[Data excerpts]
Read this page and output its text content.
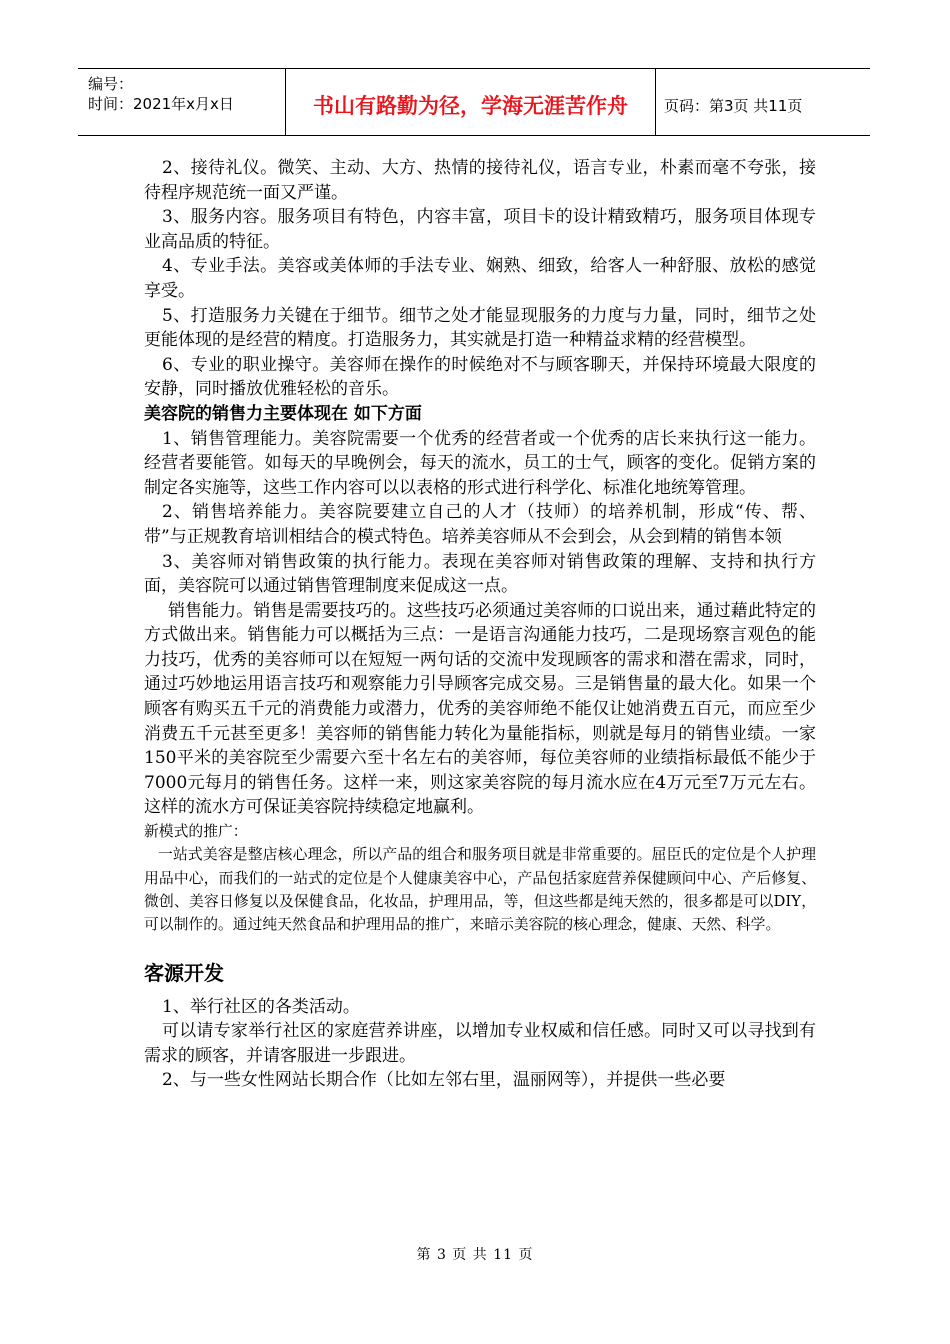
编号：
时间：2021年x月x日	书山有路勤为径，学海无涯苦作舟	页码：第3页 共11页

2、接待礼仪。微笑、主动、大方、热情的接待礼仪，语言专业，朴素而毫不夸张，接待程序规范统一面又严谨。

3、服务内容。服务项目有特色，内容丰富，项目卡的设计精致精巧，服务项目体现专业高品质的特征。

4、专业手法。美容或美体师的手法专业、娴熟、细致，给客人一种舒服、放松的感觉享受。

5、打造服务力关键在于细节。细节之处才能显现服务的力度与力量，同时，细节之处更能体现的是经营的精度。打造服务力，其实就是打造一种精益求精的经营模型。

6、专业的职业操守。美容师在操作的时候绝对不与顾客聊天，并保持环境最大限度的安静，同时播放优雅轻松的音乐。

美容院的销售力主要体现在 如下方面

1、销售管理能力。美容院需要一个优秀的经营者或一个优秀的店长来执行这一能力。经营者要能管。如每天的早晚例会，每天的流水，员工的士气，顾客的变化。促销方案的制定各实施等，这些工作内容可以以表格的形式进行科学化、标准化地统筹管理。

2、销售培养能力。美容院要建立自己的人才（技师）的培养机制，形成“传、帮、带”与正规教育培训相结合的模式特色。培养美容师从不会到会，从会到精的销售本领

3、美容师对销售政策的执行能力。表现在美容师对销售政策的理解、支持和执行方面，美容院可以通过销售管理制度来促成这一点。

销售能力。销售是需要技巧的。这些技巧必须通过美容师的口说出来，通过藉此特定的方式做出来。销售能力可以概括为三点：一是语言沟通能力技巧，二是现场察言观色的能力技巧，优秀的美容师可以在短短一两句话的交流中发现顾客的需求和潜在需求，同时，通过巧妙地运用语言技巧和观察能力引导顾客完成交易。三是销售量的最大化。如果一个顾客有购买五千元的消费能力或潜力，优秀的美容师绝不能仅让她消费五百元，而应至少消费五千元甚至更多！美容师的销售能力转化为量能指标，则就是每月的销售业绩。一家150平米的美容院至少需要六至十名左右的美容师，每位美容师的业绩指标最低不能少于7000元每月的销售任务。这样一来，则这家美容院的每月流水应在4万元至7万元左右。这样的流水方可保证美容院持续稳定地赢利。

新模式的推广：

一站式美容是整店核心理念，所以产品的组合和服务项目就是非常重要的。屈臣氏的定位是个人护理用品中心，而我们的一站式的定位是个人健康美容中心，产品包括家庭营养保健顾问中心、产后修复、微创、美容日修复以及保健食品，化妆品，护理用品，等，但这些都是纯天然的，很多都是可以DIY，可以制作的。通过纯天然食品和护理用品的推广，来暗示美容院的核心理念，健康、天然、科学。

客源开发

1、举行社区的各类活动。

可以请专家举行社区的家庭营养讲座，以增加专业权威和信任感。同时又可以寻找到有需求的顾客，并请客服进一步跟进。

2、与一些女性网站长期合作（比如左邻右里，温丽网等），并提供一些必要

第 3 页 共 11 页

(Work to be completed) Repeat verbatim all the material, but not the pictures.

(Finished answer)
Read this page and output its text content.
编号：
时间：2021年x月x日	书山有路勤为径，学海无涯苦作舟	页码：第3页 共11页

2、接待礼仪。微笑、主动、大方、热情的接待礼仪，语言专业，朴素而毫不夸张，接待程序规范统一面又严谨。

3、服务内容。服务项目有特色，内容丰富，项目卡的设计精致精巧，服务项目体现专业高品质的特征。

4、专业手法。美容或美体师的手法专业、娴熟、细致，给客人一种舒服、放松的感觉享受。

5、打造服务力关键在于细节。细节之处才能显现服务的力度与力量，同时，细节之处更能体现的是经营的精度。打造服务力，其实就是打造一种精益求精的经营模型。

6、专业的职业操守。美容师在操作的时候绝对不与顾客聊天，并保持环境最大限度的安静，同时播放优雅轻松的音乐。

美容院的销售力主要体现在 如下方面

1、销售管理能力。美容院需要一个优秀的经营者或一个优秀的店长来执行这一能力。经营者要能管。如每天的早晚例会，每天的流水，员工的士气，顾客的变化。促销方案的制定各实施等，这些工作内容可以以表格的形式进行科学化、标准化地统筹管理。

2、销售培养能力。美容院要建立自己的人才（技师）的培养机制，形成“传、帮、带”与正规教育培训相结合的模式特色。培养美容师从不会到会，从会到精的销售本领

3、美容师对销售政策的执行能力。表现在美容师对销售政策的理解、支持和执行方面，美容院可以通过销售管理制度来促成这一点。

销售能力。销售是需要技巧的。这些技巧必须通过美容师的口说出来，通过藉此特定的方式做出来。销售能力可以概括为三点：一是语言沟通能力技巧，二是现场察言观色的能力技巧，优秀的美容师可以在短短一两句话的交流中发现顾客的需求和潜在需求，同时，通过巧妙地运用语言技巧和观察能力引导顾客完成交易。三是销售量的最大化。如果一个顾客有购买五千元的消费能力或潜力，优秀的美容师绝不能仅让她消费五百元，而应至少消费五千元甚至更多！美容师的销售能力转化为量能指标，则就是每月的销售业绩。一家150平米的美容院至少需要六至十名左右的美容师，每位美容师的业绩指标最低不能少于7000元每月的销售任务。这样一来，则这家美容院的每月流水应在4万元至7万元左右。这样的流水方可保证美容院持续稳定地赢利。

新模式的推广：

一站式美容是整店核心理念，所以产品的组合和服务项目就是非常重要的。屈臣氏的定位是个人护理用品中心，而我们的一站式的定位是个人健康美容中心，产品包括家庭营养保健顾问中心、产后修复、微创、美容日修复以及保健食品，化妆品，护理用品，等，但这些都是纯天然的，很多都是可以DIY，可以制作的。通过纯天然食品和护理用品的推广，来暗示美容院的核心理念，健康、天然、科学。

客源开发

1、举行社区的各类活动。

可以请专家举行社区的家庭营养讲座，以增加专业权威和信任感。同时又可以寻找到有需求的顾客，并请客服进一步跟进。

2、与一些女性网站长期合作（比如左邻右里，温丽网等），并提供一些必要

第 3 页 共 11 页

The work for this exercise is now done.